----- MATERIALS PROVIDED -----
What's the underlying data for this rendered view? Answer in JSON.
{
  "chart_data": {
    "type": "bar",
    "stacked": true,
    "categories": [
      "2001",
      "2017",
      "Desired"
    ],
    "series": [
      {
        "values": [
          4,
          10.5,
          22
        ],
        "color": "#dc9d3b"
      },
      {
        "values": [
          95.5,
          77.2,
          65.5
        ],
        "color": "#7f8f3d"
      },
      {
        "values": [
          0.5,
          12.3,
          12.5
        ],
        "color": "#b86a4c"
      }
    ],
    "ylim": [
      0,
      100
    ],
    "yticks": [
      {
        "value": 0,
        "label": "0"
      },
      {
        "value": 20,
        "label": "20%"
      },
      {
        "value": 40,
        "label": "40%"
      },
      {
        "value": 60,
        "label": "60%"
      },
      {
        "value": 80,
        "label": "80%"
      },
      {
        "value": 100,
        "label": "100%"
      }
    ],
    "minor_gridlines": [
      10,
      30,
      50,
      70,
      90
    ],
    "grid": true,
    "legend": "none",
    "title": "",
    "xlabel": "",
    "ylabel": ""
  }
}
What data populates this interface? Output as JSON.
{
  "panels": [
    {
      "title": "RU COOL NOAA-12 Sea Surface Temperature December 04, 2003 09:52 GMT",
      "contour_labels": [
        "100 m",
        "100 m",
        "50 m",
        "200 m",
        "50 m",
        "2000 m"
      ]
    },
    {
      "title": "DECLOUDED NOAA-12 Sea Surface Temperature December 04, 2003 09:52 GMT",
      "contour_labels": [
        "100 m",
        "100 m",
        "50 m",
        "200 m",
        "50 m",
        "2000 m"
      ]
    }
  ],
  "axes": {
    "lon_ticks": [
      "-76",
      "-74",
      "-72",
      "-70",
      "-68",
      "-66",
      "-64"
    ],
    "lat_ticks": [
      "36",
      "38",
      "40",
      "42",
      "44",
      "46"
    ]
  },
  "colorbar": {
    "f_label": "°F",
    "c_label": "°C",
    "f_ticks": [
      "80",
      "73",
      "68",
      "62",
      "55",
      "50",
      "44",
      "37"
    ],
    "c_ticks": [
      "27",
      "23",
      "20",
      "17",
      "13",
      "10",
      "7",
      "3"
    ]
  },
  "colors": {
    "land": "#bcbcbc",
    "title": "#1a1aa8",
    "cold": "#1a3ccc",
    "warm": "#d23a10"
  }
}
-----
• **WHAT IS EXPECTED**: All of the data shown above must be copied exactly.

• **REPLY**:
What's the underlying data for this rendered view? Answer in JSON.
{
  "chart_data": {
    "type": "bar",
    "stacked": true,
    "categories": [
      "2001",
      "2017",
      "Desired"
    ],
    "series": [
      {
        "values": [
          4,
          10.5,
          22
        ],
        "color": "#dc9d3b"
      },
      {
        "values": [
          95.5,
          77.2,
          65.5
        ],
        "color": "#7f8f3d"
      },
      {
        "values": [
          0.5,
          12.3,
          12.5
        ],
        "color": "#b86a4c"
      }
    ],
    "ylim": [
      0,
      100
    ],
    "yticks": [
      {
        "value": 0,
        "label": "0"
      },
      {
        "value": 20,
        "label": "20%"
      },
      {
        "value": 40,
        "label": "40%"
      },
      {
        "value": 60,
        "label": "60%"
      },
      {
        "value": 80,
        "label": "80%"
      },
      {
        "value": 100,
        "label": "100%"
      }
    ],
    "minor_gridlines": [
      10,
      30,
      50,
      70,
      90
    ],
    "grid": true,
    "legend": "none",
    "title": "",
    "xlabel": "",
    "ylabel": ""
  }
}
What data populates this interface? Output as JSON.
{
  "panels": [
    {
      "title": "RU COOL NOAA-12 Sea Surface Temperature December 04, 2003 09:52 GMT",
      "contour_labels": [
        "100 m",
        "100 m",
        "50 m",
        "200 m",
        "50 m",
        "2000 m"
      ]
    },
    {
      "title": "DECLOUDED NOAA-12 Sea Surface Temperature December 04, 2003 09:52 GMT",
      "contour_labels": [
        "100 m",
        "100 m",
        "50 m",
        "200 m",
        "50 m",
        "2000 m"
      ]
    }
  ],
  "axes": {
    "lon_ticks": [
      "-76",
      "-74",
      "-72",
      "-70",
      "-68",
      "-66",
      "-64"
    ],
    "lat_ticks": [
      "36",
      "38",
      "40",
      "42",
      "44",
      "46"
    ]
  },
  "colorbar": {
    "f_label": "°F",
    "c_label": "°C",
    "f_ticks": [
      "80",
      "73",
      "68",
      "62",
      "55",
      "50",
      "44",
      "37"
    ],
    "c_ticks": [
      "27",
      "23",
      "20",
      "17",
      "13",
      "10",
      "7",
      "3"
    ]
  },
  "colors": {
    "land": "#bcbcbc",
    "title": "#1a1aa8",
    "cold": "#1a3ccc",
    "warm": "#d23a10"
  }
}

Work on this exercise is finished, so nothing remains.